• **Problem description**:
Write each record again exactly as it stands.

----

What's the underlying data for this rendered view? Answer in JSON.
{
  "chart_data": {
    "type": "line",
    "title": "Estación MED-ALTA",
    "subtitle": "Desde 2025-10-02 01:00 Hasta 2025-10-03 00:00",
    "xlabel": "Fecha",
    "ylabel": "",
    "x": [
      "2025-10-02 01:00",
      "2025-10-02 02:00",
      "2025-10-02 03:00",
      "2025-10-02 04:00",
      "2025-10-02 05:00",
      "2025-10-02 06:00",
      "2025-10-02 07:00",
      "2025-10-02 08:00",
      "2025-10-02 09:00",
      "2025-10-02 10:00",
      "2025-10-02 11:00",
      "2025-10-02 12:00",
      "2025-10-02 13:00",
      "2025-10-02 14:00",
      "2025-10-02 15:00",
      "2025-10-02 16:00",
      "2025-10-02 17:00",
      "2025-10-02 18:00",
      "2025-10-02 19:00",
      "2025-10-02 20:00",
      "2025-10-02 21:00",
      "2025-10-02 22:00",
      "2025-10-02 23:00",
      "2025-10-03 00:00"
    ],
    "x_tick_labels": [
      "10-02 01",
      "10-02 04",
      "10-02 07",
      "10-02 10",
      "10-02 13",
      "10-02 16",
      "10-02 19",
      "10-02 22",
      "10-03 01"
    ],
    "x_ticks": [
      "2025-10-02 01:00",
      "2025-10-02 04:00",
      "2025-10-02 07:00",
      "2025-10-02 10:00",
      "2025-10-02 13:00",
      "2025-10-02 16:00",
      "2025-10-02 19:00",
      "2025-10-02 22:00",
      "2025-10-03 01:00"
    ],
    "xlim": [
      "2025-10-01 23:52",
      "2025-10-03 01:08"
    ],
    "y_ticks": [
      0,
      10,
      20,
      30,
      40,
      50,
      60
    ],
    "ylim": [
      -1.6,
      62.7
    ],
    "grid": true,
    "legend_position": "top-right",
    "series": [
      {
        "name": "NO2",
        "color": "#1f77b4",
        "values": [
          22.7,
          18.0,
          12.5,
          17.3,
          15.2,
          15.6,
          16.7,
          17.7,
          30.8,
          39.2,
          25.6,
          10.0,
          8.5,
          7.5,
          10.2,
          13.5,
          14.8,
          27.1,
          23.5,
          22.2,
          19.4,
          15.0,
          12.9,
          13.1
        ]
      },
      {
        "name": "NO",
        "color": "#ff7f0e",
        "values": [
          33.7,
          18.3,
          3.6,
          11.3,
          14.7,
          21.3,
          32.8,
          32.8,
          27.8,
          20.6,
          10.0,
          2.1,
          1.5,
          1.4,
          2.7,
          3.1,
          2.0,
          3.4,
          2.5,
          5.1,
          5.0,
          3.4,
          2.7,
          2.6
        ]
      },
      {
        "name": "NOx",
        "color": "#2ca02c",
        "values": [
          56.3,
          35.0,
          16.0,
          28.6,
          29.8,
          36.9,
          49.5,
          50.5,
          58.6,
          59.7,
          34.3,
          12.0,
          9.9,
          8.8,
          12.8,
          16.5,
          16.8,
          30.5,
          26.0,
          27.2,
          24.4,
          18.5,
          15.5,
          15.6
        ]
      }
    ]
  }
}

----

• **Expected output**:
What's the underlying data for this rendered view? Answer in JSON.
{
  "chart_data": {
    "type": "line",
    "title": "Estación MED-ALTA",
    "subtitle": "Desde 2025-10-02 01:00 Hasta 2025-10-03 00:00",
    "xlabel": "Fecha",
    "ylabel": "",
    "x": [
      "2025-10-02 01:00",
      "2025-10-02 02:00",
      "2025-10-02 03:00",
      "2025-10-02 04:00",
      "2025-10-02 05:00",
      "2025-10-02 06:00",
      "2025-10-02 07:00",
      "2025-10-02 08:00",
      "2025-10-02 09:00",
      "2025-10-02 10:00",
      "2025-10-02 11:00",
      "2025-10-02 12:00",
      "2025-10-02 13:00",
      "2025-10-02 14:00",
      "2025-10-02 15:00",
      "2025-10-02 16:00",
      "2025-10-02 17:00",
      "2025-10-02 18:00",
      "2025-10-02 19:00",
      "2025-10-02 20:00",
      "2025-10-02 21:00",
      "2025-10-02 22:00",
      "2025-10-02 23:00",
      "2025-10-03 00:00"
    ],
    "x_tick_labels": [
      "10-02 01",
      "10-02 04",
      "10-02 07",
      "10-02 10",
      "10-02 13",
      "10-02 16",
      "10-02 19",
      "10-02 22",
      "10-03 01"
    ],
    "x_ticks": [
      "2025-10-02 01:00",
      "2025-10-02 04:00",
      "2025-10-02 07:00",
      "2025-10-02 10:00",
      "2025-10-02 13:00",
      "2025-10-02 16:00",
      "2025-10-02 19:00",
      "2025-10-02 22:00",
      "2025-10-03 01:00"
    ],
    "xlim": [
      "2025-10-01 23:52",
      "2025-10-03 01:08"
    ],
    "y_ticks": [
      0,
      10,
      20,
      30,
      40,
      50,
      60
    ],
    "ylim": [
      -1.6,
      62.7
    ],
    "grid": true,
    "legend_position": "top-right",
    "series": [
      {
        "name": "NO2",
        "color": "#1f77b4",
        "values": [
          22.7,
          18.0,
          12.5,
          17.3,
          15.2,
          15.6,
          16.7,
          17.7,
          30.8,
          39.2,
          25.6,
          10.0,
          8.5,
          7.5,
          10.2,
          13.5,
          14.8,
          27.1,
          23.5,
          22.2,
          19.4,
          15.0,
          12.9,
          13.1
        ]
      },
      {
        "name": "NO",
        "color": "#ff7f0e",
        "values": [
          33.7,
          18.3,
          3.6,
          11.3,
          14.7,
          21.3,
          32.8,
          32.8,
          27.8,
          20.6,
          10.0,
          2.1,
          1.5,
          1.4,
          2.7,
          3.1,
          2.0,
          3.4,
          2.5,
          5.1,
          5.0,
          3.4,
          2.7,
          2.6
        ]
      },
      {
        "name": "NOx",
        "color": "#2ca02c",
        "values": [
          56.3,
          35.0,
          16.0,
          28.6,
          29.8,
          36.9,
          49.5,
          50.5,
          58.6,
          59.7,
          34.3,
          12.0,
          9.9,
          8.8,
          12.8,
          16.5,
          16.8,
          30.5,
          26.0,
          27.2,
          24.4,
          18.5,
          15.5,
          15.6
        ]
      }
    ]
  }
}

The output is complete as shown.